Records from a collection of figures:

::::

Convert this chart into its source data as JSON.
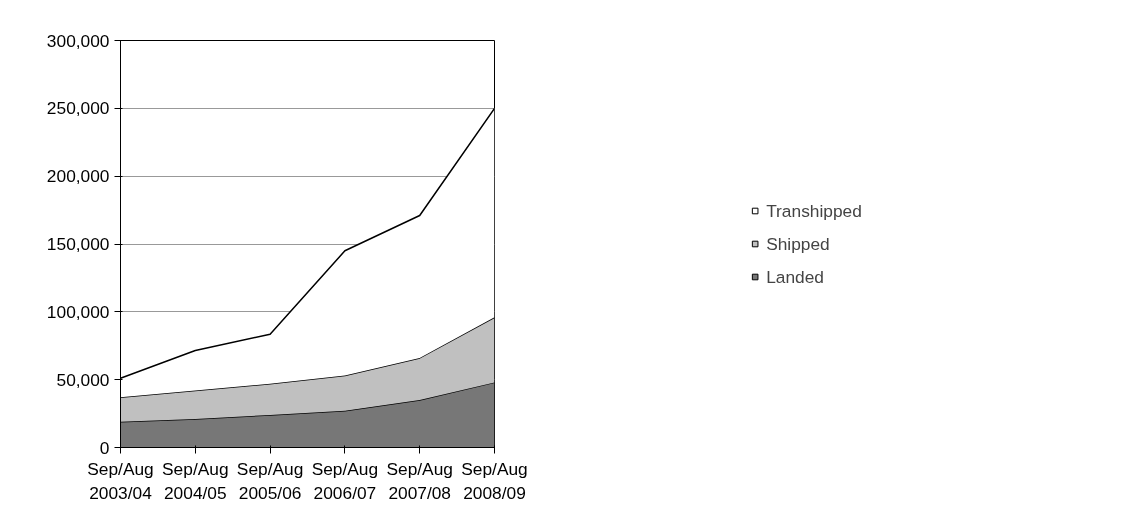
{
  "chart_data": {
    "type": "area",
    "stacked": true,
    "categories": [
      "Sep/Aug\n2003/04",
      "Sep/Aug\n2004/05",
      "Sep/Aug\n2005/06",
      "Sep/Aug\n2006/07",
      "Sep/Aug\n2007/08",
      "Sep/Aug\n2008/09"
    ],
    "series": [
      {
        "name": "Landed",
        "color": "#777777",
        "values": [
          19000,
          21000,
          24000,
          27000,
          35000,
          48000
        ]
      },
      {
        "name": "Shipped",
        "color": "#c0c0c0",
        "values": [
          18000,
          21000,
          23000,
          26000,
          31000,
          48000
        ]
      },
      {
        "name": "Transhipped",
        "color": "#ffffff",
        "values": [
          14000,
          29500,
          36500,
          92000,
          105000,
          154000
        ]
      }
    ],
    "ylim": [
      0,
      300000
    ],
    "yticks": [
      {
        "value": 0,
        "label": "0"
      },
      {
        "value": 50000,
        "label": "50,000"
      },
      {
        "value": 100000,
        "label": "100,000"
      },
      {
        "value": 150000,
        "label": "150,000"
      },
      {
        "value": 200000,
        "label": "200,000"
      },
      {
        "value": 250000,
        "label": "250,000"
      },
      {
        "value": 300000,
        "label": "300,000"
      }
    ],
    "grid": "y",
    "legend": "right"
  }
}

::::

### PROMPT
Check each line of the data above for the word "label", then state how many lines have it. Give the number alone.

### PROBLEM SOLUTION
7